* **Prompt**
Go through the records underneath and count the lines that include the string "アメリカ合衆国". Give nothing but the number.

* **Stored rows**
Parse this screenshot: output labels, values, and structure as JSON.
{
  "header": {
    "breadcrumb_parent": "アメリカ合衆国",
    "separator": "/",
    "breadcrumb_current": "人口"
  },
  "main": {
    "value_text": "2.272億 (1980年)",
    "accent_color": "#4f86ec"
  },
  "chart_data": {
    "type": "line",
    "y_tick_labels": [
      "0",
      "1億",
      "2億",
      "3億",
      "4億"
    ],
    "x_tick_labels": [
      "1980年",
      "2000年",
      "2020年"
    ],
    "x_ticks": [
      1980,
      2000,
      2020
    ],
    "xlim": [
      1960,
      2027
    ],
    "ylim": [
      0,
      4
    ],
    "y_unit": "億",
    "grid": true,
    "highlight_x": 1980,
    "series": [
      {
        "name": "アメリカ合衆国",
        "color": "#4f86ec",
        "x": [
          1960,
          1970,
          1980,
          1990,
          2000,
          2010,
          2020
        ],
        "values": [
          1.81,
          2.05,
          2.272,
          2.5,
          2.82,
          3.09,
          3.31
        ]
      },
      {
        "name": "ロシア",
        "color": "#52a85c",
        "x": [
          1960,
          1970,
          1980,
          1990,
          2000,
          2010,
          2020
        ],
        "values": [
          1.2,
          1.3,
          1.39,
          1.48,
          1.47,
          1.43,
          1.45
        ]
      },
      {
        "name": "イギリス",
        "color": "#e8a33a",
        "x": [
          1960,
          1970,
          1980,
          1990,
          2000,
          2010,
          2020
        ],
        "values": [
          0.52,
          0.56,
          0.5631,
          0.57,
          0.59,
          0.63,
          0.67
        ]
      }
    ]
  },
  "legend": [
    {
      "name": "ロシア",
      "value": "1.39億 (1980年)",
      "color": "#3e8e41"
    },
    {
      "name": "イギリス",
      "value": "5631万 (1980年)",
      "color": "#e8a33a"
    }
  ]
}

* **Result of this exercise**
2